*What is asked*.
Continue the passage on rehypothecation below, picking up right after its last sentence, which ends "against your extant share holdings as collateral."
>> BEGIN Document excerpt
One way to re-use collateral is to re-pledge, or rehypothecate it. This creates liquidity for individual market participants and across the market, increasing access to capital for businesses and delivering social benefits. Even the creation of “collateral chains” (see below) has positive benefits in increasing the interdependence of agents across the market.

History of rehypothecation

Hypothecation — collateralization of loans — is a very ancient practice, of which the first recorded example is the pawn shop. For loans like this to make sense there has to be a money market, and in feudal societies access to money usually came via land grants; loans were based on reputation where they were made at all. In more advanced societies, access to credit accelerates the economy and individual participants desire it for leverage, so a money market evolves, sometimes quite rapidly. The oldest collateralized loan documentation we have comes from a pawn shop in Tang Dynasty China, around 650AD.

The step from hypothecation to rehypothecation is a complex one and the specific form of rehypothecation we see in today’s money markets is an outgrowth of the English common-law concept of right of use, a part of the body of common law dealing with ownership, possession and custody.

The major break with this traditional form of right of use occurs with the transfer of the major financial center of the world to the United States. There, rehypothecation became a major feature of Wall Street practice and then spread to other jurisdictions — including the United Kingdom, where there is no limit on rehypothecation.

How rehypothecation works

For example, if you held a margin account with a broker, and own shares in a company worth $1,000. You wish to make further shares purchases in a different company but you don’t have the liquidity to do so. So, you can borrow $1,000 against your extant share holdings as collateral.
>> END Document excerpt
>> BEGIN Data block
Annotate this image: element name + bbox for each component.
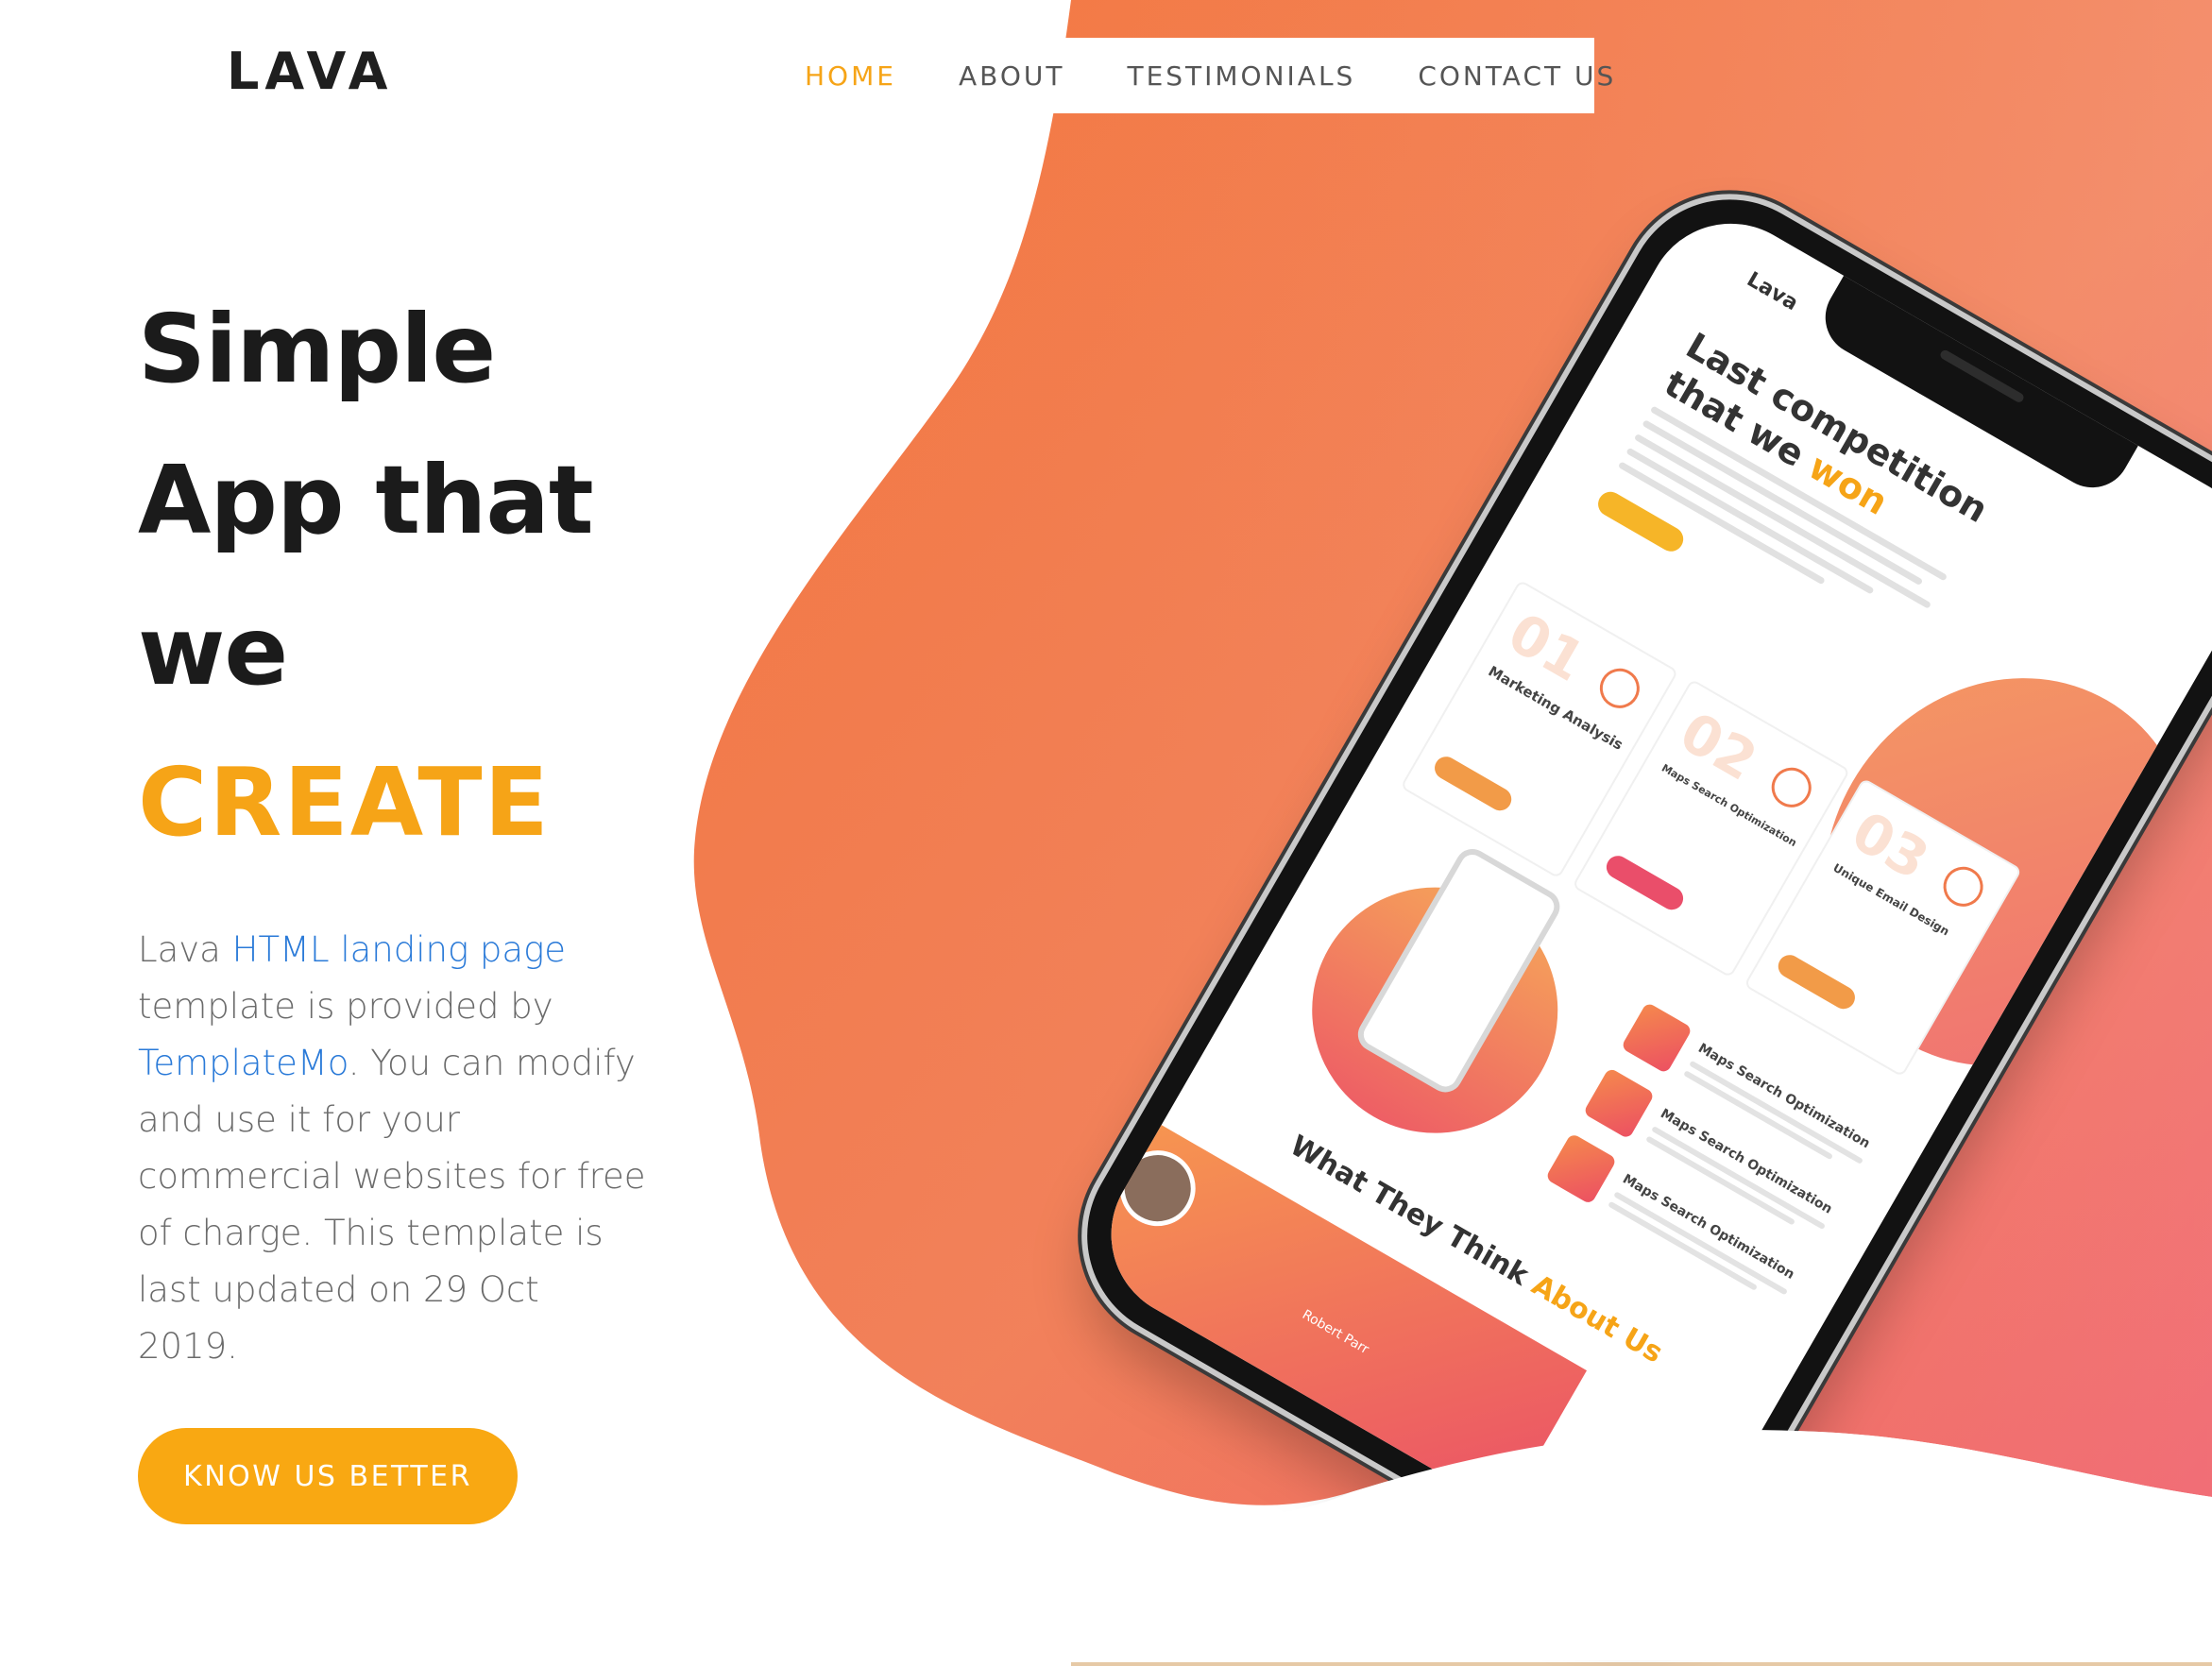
>> END Data block
*Answer for the task*.
That gives you a balance sheet that looks like this:

Equity (used to purchase your initial shares) $1,000 Shares (pledged) $1,000
Debt, with margin offered by broker by pledging $1,000 Newly-purchased shares $1,000
Total $2,000 $2,000

In this scenario, you have put $1,000 into the system, and now have $2,000 in shares. The broker holds these, and both you and the broker have the right to the original asset. The entity the broker pledged it to must return it to them when their debt is paid; the broker must return it to you. It’s obvious that, in the words of Caitlin Long, this “enable[s] the financial system to create more claims to an underlying asset than there are underlying assets”.

This is referred to as a “collateral chain”; the Federal Reserve warns that “the use and re-use of collateral can create long ‘collateral chains’ in which one security is used for multiple transactions. These collateral chains have the potential to propagate uncertainties and amplify fragility in times of market stress.”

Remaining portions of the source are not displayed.